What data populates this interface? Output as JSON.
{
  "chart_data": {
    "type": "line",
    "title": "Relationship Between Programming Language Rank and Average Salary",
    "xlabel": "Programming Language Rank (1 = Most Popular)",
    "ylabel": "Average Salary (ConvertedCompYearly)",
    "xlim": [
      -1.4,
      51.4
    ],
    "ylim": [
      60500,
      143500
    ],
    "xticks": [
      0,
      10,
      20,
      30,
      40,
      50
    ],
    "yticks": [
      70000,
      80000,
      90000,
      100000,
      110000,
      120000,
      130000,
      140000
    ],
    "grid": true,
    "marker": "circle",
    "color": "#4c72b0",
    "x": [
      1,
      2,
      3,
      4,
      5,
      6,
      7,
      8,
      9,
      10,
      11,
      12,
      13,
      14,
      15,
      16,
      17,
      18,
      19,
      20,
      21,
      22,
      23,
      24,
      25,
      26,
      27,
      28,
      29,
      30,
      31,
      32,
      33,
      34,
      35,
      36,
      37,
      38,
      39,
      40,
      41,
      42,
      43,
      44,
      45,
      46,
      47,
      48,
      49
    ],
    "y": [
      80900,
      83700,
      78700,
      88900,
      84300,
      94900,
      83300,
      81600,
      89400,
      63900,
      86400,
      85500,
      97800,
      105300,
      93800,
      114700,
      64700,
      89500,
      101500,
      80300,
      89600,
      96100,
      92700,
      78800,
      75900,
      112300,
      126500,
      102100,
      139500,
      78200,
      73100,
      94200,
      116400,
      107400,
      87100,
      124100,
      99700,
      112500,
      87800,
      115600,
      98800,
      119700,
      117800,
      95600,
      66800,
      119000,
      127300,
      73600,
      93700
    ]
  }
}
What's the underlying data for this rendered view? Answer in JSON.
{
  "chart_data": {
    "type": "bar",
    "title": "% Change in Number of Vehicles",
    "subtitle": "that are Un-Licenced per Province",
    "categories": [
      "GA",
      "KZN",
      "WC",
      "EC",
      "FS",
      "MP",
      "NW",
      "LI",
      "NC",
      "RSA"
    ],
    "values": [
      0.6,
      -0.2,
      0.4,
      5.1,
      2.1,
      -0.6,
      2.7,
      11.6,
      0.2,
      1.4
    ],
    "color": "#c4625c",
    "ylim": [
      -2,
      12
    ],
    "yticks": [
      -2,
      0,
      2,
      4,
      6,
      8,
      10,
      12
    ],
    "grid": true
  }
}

§ §

■ TASK OBJECTIVE ■
Extract each line from the listing above, please, and repeat it exactly.

■ RESPONSE TO THE TASK ■
What data populates this interface? Output as JSON.
{
  "chart_data": {
    "type": "line",
    "title": "Relationship Between Programming Language Rank and Average Salary",
    "xlabel": "Programming Language Rank (1 = Most Popular)",
    "ylabel": "Average Salary (ConvertedCompYearly)",
    "xlim": [
      -1.4,
      51.4
    ],
    "ylim": [
      60500,
      143500
    ],
    "xticks": [
      0,
      10,
      20,
      30,
      40,
      50
    ],
    "yticks": [
      70000,
      80000,
      90000,
      100000,
      110000,
      120000,
      130000,
      140000
    ],
    "grid": true,
    "marker": "circle",
    "color": "#4c72b0",
    "x": [
      1,
      2,
      3,
      4,
      5,
      6,
      7,
      8,
      9,
      10,
      11,
      12,
      13,
      14,
      15,
      16,
      17,
      18,
      19,
      20,
      21,
      22,
      23,
      24,
      25,
      26,
      27,
      28,
      29,
      30,
      31,
      32,
      33,
      34,
      35,
      36,
      37,
      38,
      39,
      40,
      41,
      42,
      43,
      44,
      45,
      46,
      47,
      48,
      49
    ],
    "y": [
      80900,
      83700,
      78700,
      88900,
      84300,
      94900,
      83300,
      81600,
      89400,
      63900,
      86400,
      85500,
      97800,
      105300,
      93800,
      114700,
      64700,
      89500,
      101500,
      80300,
      89600,
      96100,
      92700,
      78800,
      75900,
      112300,
      126500,
      102100,
      139500,
      78200,
      73100,
      94200,
      116400,
      107400,
      87100,
      124100,
      99700,
      112500,
      87800,
      115600,
      98800,
      119700,
      117800,
      95600,
      66800,
      119000,
      127300,
      73600,
      93700
    ]
  }
}
What's the underlying data for this rendered view? Answer in JSON.
{
  "chart_data": {
    "type": "bar",
    "title": "% Change in Number of Vehicles",
    "subtitle": "that are Un-Licenced per Province",
    "categories": [
      "GA",
      "KZN",
      "WC",
      "EC",
      "FS",
      "MP",
      "NW",
      "LI",
      "NC",
      "RSA"
    ],
    "values": [
      0.6,
      -0.2,
      0.4,
      5.1,
      2.1,
      -0.6,
      2.7,
      11.6,
      0.2,
      1.4
    ],
    "color": "#c4625c",
    "ylim": [
      -2,
      12
    ],
    "yticks": [
      -2,
      0,
      2,
      4,
      6,
      8,
      10,
      12
    ],
    "grid": true
  }
}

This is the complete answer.